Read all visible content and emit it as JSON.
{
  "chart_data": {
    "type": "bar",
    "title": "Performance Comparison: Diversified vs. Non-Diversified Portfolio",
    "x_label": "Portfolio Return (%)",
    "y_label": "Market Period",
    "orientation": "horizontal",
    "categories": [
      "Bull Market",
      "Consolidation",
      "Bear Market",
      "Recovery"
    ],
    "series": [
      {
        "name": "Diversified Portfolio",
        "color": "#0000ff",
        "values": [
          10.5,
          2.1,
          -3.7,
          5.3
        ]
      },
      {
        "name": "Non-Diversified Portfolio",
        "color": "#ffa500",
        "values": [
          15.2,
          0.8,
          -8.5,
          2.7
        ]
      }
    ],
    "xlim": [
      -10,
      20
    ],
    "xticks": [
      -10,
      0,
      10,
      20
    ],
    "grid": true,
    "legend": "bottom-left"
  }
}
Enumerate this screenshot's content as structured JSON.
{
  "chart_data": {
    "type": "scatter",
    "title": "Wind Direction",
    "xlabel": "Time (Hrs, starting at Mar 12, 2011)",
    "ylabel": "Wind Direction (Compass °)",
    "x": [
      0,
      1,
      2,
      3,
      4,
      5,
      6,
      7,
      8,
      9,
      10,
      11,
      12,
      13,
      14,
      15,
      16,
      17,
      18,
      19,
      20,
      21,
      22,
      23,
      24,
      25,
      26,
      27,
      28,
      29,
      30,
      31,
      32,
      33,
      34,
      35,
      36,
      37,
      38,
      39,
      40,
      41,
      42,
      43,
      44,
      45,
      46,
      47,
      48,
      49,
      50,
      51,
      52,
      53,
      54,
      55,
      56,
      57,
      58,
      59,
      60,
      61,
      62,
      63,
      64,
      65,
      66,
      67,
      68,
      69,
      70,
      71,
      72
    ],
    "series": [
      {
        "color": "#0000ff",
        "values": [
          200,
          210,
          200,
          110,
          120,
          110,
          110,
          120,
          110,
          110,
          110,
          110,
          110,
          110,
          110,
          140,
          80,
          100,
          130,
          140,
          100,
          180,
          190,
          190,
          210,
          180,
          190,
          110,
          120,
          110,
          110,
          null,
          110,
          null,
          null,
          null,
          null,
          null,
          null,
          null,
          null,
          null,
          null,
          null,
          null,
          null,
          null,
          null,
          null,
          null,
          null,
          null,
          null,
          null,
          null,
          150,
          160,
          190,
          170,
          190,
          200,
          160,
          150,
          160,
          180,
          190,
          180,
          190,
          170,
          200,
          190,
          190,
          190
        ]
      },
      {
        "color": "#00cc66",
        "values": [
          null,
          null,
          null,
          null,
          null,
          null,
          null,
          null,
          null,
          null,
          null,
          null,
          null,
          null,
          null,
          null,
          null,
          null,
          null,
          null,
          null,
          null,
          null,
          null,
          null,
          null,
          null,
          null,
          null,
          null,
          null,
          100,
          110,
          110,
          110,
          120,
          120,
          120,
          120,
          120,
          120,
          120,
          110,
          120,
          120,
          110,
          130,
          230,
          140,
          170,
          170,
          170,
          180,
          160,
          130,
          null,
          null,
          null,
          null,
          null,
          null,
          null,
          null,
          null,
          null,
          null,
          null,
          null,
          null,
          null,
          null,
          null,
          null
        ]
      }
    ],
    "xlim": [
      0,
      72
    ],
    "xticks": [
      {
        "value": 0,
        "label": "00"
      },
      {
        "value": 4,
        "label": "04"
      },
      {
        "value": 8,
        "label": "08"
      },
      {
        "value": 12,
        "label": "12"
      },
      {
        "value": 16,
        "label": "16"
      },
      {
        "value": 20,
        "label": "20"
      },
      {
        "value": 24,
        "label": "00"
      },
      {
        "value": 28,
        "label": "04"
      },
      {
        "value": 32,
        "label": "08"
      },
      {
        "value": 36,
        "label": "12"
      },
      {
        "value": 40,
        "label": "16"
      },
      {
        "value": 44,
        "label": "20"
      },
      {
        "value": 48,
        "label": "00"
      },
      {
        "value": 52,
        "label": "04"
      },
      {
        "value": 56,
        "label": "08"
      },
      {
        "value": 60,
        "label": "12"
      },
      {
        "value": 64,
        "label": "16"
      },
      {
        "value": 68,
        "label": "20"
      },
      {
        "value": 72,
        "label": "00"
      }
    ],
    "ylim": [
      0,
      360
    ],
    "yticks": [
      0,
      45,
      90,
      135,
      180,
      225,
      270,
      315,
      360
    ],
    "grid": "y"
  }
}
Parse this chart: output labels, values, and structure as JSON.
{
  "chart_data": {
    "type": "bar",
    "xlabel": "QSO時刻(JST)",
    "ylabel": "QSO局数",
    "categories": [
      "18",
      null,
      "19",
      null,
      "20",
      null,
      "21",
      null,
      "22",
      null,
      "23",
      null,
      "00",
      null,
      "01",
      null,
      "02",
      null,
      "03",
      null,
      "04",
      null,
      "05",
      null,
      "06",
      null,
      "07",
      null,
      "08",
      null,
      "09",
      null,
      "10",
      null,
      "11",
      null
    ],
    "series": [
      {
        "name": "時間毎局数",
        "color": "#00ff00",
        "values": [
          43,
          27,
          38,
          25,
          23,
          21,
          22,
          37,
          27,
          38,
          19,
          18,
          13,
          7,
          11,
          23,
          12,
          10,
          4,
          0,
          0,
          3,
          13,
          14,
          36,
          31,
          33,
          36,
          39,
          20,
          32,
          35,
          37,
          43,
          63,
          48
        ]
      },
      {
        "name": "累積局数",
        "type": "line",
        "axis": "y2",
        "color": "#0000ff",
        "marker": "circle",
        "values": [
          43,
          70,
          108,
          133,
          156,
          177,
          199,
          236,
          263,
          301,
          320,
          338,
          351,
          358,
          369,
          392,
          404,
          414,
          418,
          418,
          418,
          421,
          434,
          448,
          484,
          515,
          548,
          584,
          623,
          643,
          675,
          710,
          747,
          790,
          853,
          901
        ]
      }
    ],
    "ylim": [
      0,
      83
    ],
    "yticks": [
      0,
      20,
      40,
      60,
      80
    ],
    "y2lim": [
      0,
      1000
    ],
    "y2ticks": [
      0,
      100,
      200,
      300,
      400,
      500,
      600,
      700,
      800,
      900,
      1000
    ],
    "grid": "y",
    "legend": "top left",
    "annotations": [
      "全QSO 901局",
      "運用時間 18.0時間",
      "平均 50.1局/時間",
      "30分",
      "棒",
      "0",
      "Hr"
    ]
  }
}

══════

**Your goal:**
Out of the material above, select every line that holds the string "Market".

**Correct answer:**
    "y_label": "Market Period",
      "Bull Market",
      "Bear Market",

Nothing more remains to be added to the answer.